*Work to do*
Go through the listing below and list every line with "dulaglutide".

*Material for this exercise*
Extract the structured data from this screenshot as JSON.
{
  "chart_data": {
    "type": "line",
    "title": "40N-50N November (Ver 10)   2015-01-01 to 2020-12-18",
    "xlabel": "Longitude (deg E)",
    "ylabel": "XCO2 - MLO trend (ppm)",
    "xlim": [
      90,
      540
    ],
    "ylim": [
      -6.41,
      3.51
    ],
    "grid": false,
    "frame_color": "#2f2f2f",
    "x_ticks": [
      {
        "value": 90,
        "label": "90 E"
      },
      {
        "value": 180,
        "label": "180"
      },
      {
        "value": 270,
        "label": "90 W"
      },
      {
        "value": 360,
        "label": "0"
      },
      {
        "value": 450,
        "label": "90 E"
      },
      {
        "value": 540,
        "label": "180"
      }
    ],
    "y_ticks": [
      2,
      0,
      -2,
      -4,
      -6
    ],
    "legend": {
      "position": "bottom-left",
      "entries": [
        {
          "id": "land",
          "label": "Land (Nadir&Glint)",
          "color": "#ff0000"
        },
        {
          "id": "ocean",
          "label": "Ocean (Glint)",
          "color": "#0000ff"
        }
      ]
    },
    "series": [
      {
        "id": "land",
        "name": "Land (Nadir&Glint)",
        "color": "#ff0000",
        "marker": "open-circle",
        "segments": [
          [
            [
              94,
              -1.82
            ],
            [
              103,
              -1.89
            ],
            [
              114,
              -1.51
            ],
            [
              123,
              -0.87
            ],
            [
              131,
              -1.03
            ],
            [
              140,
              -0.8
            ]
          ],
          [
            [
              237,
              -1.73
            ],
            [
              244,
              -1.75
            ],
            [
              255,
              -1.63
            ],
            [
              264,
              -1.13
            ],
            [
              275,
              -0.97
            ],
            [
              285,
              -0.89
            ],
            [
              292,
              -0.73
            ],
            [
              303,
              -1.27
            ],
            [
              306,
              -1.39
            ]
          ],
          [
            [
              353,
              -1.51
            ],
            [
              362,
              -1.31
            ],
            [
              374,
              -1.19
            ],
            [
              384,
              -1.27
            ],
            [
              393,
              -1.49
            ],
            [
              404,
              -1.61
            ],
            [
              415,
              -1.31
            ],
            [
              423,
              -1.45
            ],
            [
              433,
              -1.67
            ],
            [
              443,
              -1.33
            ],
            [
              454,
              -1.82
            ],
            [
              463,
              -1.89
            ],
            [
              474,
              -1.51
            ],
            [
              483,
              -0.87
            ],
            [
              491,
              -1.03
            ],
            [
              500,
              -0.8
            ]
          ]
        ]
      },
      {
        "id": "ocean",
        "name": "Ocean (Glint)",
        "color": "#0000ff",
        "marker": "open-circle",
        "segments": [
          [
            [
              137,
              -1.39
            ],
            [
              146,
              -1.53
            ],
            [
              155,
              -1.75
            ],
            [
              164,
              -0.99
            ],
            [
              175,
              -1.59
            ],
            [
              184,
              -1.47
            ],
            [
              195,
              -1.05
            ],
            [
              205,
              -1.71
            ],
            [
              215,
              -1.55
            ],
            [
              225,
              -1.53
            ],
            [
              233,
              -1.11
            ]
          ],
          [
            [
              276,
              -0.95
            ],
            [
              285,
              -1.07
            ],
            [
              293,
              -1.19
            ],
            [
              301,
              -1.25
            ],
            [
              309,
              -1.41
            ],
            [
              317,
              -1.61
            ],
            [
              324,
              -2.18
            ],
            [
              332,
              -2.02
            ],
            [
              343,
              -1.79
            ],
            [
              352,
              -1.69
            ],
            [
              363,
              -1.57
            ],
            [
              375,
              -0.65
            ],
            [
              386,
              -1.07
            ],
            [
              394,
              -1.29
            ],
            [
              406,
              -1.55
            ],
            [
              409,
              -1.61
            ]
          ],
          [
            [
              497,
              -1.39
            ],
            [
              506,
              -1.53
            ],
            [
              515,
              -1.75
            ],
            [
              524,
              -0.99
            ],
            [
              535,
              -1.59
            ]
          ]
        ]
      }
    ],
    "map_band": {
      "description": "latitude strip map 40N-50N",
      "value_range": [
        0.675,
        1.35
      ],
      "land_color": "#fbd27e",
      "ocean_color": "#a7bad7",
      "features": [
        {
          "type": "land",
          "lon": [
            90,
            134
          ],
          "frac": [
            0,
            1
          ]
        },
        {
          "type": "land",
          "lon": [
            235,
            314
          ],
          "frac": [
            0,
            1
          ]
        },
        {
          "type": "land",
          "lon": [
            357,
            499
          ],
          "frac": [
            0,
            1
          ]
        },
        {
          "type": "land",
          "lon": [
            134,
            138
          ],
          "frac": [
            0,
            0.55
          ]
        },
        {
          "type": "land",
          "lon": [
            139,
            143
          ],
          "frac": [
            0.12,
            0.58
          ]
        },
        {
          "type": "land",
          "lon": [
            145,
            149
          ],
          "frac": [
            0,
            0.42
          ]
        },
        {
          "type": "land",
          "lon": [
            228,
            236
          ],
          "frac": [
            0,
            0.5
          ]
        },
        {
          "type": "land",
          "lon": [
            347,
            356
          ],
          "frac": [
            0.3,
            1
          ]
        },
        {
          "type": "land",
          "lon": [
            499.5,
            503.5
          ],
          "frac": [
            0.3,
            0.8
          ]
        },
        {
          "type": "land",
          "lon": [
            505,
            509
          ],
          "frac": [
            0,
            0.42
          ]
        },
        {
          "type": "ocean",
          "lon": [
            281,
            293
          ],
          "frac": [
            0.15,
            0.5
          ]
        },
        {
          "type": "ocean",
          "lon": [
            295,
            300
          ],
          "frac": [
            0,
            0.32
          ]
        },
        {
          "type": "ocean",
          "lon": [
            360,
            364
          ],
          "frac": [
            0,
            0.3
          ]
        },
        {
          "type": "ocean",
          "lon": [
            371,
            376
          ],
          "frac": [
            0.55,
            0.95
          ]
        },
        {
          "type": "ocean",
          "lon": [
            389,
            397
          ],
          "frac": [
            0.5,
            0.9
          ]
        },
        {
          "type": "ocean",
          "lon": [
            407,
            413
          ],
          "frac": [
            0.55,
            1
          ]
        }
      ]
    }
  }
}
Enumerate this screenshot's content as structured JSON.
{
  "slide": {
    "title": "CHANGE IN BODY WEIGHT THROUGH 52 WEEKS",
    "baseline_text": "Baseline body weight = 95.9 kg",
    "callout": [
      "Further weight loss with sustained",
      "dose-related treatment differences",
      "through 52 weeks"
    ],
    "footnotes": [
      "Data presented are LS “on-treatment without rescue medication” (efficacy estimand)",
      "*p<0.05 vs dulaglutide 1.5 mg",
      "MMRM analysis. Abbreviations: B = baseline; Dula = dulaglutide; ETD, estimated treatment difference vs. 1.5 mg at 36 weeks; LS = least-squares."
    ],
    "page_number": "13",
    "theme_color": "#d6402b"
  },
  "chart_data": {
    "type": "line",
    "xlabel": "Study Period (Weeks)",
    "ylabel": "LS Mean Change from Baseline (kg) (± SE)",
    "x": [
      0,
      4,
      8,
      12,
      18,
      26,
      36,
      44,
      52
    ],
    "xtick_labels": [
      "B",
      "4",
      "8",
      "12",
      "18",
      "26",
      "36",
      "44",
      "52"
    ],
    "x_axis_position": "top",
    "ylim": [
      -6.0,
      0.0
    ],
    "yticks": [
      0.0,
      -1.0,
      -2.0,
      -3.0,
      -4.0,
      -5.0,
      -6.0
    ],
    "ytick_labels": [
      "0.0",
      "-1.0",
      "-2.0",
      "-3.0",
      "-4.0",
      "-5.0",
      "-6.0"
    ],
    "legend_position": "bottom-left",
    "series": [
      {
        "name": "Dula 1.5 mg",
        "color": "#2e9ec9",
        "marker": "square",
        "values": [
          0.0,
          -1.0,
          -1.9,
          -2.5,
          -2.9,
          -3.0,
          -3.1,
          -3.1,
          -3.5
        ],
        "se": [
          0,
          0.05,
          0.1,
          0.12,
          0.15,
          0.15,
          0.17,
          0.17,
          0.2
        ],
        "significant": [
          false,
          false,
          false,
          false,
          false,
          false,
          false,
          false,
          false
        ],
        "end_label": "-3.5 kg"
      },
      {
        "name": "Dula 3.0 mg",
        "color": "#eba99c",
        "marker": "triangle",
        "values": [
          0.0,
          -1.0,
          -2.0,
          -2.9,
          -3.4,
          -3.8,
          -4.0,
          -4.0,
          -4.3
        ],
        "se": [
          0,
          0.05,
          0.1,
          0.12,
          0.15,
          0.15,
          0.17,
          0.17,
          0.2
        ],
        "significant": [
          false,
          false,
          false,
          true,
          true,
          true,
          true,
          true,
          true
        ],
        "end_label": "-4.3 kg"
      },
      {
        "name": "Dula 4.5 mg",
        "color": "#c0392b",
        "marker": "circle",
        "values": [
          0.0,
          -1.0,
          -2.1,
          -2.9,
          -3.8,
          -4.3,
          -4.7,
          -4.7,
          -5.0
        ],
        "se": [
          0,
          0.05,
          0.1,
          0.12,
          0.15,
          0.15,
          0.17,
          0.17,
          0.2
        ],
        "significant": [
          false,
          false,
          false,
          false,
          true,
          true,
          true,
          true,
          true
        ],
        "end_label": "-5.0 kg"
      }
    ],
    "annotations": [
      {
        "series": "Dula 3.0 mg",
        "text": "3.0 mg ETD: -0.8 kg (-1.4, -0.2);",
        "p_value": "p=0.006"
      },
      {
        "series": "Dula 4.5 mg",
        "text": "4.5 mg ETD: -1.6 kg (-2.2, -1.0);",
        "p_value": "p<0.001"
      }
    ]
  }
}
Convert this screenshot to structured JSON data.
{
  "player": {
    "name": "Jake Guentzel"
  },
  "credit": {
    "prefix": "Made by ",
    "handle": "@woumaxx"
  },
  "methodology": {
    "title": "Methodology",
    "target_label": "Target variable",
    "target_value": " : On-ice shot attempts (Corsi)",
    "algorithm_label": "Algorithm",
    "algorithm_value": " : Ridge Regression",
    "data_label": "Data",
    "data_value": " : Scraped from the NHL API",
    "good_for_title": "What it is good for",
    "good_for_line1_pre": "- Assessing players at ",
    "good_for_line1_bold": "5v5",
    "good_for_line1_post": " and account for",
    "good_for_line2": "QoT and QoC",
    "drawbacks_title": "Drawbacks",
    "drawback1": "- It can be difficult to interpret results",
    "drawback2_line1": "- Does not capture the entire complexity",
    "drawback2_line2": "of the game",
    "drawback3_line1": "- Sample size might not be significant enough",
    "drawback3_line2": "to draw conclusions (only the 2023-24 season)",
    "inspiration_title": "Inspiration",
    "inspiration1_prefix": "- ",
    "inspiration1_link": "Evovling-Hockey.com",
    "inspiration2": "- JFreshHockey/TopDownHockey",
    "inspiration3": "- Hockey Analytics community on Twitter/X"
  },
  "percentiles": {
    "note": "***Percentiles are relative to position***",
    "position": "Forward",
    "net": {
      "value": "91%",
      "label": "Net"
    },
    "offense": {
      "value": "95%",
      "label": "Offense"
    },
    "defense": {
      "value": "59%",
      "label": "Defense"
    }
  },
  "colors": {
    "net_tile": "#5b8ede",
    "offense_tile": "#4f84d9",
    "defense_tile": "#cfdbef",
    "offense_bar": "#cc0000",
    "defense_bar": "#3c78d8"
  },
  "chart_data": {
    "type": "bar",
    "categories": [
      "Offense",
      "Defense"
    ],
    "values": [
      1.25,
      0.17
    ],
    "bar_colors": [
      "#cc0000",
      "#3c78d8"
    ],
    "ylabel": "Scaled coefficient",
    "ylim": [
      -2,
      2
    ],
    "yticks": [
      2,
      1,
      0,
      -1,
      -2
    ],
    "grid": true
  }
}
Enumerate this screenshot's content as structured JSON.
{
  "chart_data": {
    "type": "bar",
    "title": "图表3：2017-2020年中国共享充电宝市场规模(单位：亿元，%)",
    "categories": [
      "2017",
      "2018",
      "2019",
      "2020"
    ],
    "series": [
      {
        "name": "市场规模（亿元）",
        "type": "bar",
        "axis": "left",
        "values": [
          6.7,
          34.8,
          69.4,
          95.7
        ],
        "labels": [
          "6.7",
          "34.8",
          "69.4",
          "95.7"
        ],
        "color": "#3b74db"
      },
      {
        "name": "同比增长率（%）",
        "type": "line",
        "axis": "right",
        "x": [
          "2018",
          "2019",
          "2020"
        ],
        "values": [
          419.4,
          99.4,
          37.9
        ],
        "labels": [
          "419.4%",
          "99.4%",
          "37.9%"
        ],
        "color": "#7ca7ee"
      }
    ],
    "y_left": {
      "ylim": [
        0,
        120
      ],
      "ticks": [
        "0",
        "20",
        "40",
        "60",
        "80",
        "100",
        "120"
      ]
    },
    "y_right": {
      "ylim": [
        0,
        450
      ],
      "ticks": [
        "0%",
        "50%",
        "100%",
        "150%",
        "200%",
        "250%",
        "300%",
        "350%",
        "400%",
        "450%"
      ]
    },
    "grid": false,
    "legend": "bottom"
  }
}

*Written solution*
      "*p<0.05 vs dulaglutide 1.5 mg",
      "MMRM analysis. Abbreviations: B = baseline; Dula = dulaglutide; ETD, estimated treatment difference vs. 1.5 mg at 36 weeks; LS = least-squares."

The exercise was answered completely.